> _PROBLEM DESCRIPTION_: Copy word for word the rows from the one with "412, 677, 431]" up to and including the one with "preparation-heading — [116, 512, 886, 543]".

□ □ □ □ □ □ □

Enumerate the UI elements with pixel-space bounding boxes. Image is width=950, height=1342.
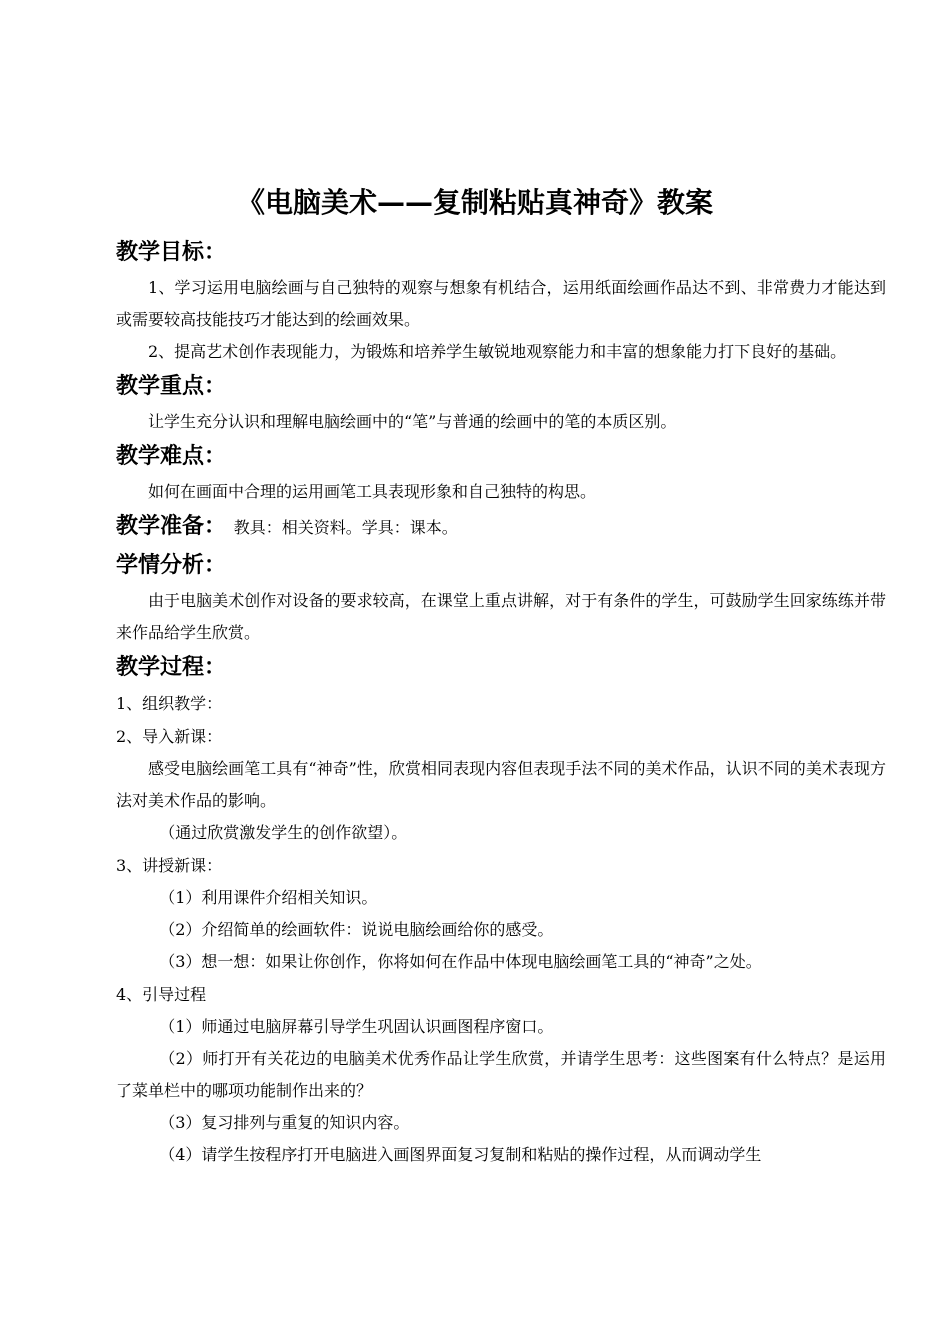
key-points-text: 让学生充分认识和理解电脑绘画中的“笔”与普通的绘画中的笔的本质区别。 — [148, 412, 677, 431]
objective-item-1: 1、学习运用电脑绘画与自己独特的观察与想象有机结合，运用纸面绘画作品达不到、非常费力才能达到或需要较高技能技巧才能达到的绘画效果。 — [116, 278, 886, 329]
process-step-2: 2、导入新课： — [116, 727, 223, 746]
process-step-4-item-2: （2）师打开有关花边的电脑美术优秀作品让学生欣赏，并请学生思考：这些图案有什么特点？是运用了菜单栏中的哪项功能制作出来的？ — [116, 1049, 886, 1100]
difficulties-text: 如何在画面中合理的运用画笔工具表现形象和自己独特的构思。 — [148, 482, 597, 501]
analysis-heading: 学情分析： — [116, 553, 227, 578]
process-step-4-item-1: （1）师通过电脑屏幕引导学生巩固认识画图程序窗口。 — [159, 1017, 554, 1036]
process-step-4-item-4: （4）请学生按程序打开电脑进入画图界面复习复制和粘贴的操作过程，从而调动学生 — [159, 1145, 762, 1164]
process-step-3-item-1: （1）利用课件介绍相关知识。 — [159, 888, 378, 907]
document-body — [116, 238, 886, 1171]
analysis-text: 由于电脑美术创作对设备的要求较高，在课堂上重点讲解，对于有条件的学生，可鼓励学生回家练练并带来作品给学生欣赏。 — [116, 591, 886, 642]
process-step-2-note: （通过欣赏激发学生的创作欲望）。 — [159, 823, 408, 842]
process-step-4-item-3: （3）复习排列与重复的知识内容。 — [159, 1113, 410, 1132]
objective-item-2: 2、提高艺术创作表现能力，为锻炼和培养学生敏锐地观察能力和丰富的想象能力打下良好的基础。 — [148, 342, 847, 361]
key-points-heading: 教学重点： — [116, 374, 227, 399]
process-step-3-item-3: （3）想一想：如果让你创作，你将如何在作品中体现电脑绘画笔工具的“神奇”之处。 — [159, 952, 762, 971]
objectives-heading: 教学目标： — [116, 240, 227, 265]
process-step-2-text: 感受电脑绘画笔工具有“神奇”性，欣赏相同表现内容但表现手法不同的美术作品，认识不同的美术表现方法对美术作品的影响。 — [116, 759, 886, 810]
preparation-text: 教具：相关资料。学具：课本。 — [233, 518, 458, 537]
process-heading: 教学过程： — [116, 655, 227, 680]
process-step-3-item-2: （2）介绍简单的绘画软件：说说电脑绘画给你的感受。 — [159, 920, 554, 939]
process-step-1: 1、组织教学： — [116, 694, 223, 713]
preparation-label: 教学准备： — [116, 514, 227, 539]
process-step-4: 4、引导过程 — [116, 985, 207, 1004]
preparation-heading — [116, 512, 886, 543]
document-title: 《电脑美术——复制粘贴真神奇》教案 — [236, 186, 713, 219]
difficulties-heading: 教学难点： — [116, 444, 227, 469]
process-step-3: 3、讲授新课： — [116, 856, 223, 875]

□ □ □ □ □ □ □

> _TASK RESULT_:
key-points-text: 让学生充分认识和理解电脑绘画中的“笔”与普通的绘画中的笔的本质区别。 — [148, 412, 677, 431]
objective-item-1: 1、学习运用电脑绘画与自己独特的观察与想象有机结合，运用纸面绘画作品达不到、非常费力才能达到或需要较高技能技巧才能达到的绘画效果。 — [116, 278, 886, 329]
process-step-2: 2、导入新课： — [116, 727, 223, 746]
process-step-4-item-2: （2）师打开有关花边的电脑美术优秀作品让学生欣赏，并请学生思考：这些图案有什么特点？是运用了菜单栏中的哪项功能制作出来的？ — [116, 1049, 886, 1100]
difficulties-text: 如何在画面中合理的运用画笔工具表现形象和自己独特的构思。 — [148, 482, 597, 501]
analysis-heading: 学情分析： — [116, 553, 227, 578]
process-step-4-item-1: （1）师通过电脑屏幕引导学生巩固认识画图程序窗口。 — [159, 1017, 554, 1036]
process-step-4-item-4: （4）请学生按程序打开电脑进入画图界面复习复制和粘贴的操作过程，从而调动学生 — [159, 1145, 762, 1164]
process-step-3-item-1: （1）利用课件介绍相关知识。 — [159, 888, 378, 907]
document-body — [116, 238, 886, 1171]
analysis-text: 由于电脑美术创作对设备的要求较高，在课堂上重点讲解，对于有条件的学生，可鼓励学生回家练练并带来作品给学生欣赏。 — [116, 591, 886, 642]
process-step-2-note: （通过欣赏激发学生的创作欲望）。 — [159, 823, 408, 842]
process-step-4-item-3: （3）复习排列与重复的知识内容。 — [159, 1113, 410, 1132]
objective-item-2: 2、提高艺术创作表现能力，为锻炼和培养学生敏锐地观察能力和丰富的想象能力打下良好的基础。 — [148, 342, 847, 361]
key-points-heading: 教学重点： — [116, 374, 227, 399]
process-step-3-item-3: （3）想一想：如果让你创作，你将如何在作品中体现电脑绘画笔工具的“神奇”之处。 — [159, 952, 762, 971]
objectives-heading: 教学目标： — [116, 240, 227, 265]
process-step-2-text: 感受电脑绘画笔工具有“神奇”性，欣赏相同表现内容但表现手法不同的美术作品，认识不同的美术表现方法对美术作品的影响。 — [116, 759, 886, 810]
preparation-text: 教具：相关资料。学具：课本。 — [233, 518, 458, 537]
process-heading: 教学过程： — [116, 655, 227, 680]
process-step-3-item-2: （2）介绍简单的绘画软件：说说电脑绘画给你的感受。 — [159, 920, 554, 939]
process-step-1: 1、组织教学： — [116, 694, 223, 713]
preparation-label: 教学准备： — [116, 514, 227, 539]
process-step-4: 4、引导过程 — [116, 985, 207, 1004]
preparation-heading — [116, 512, 886, 543]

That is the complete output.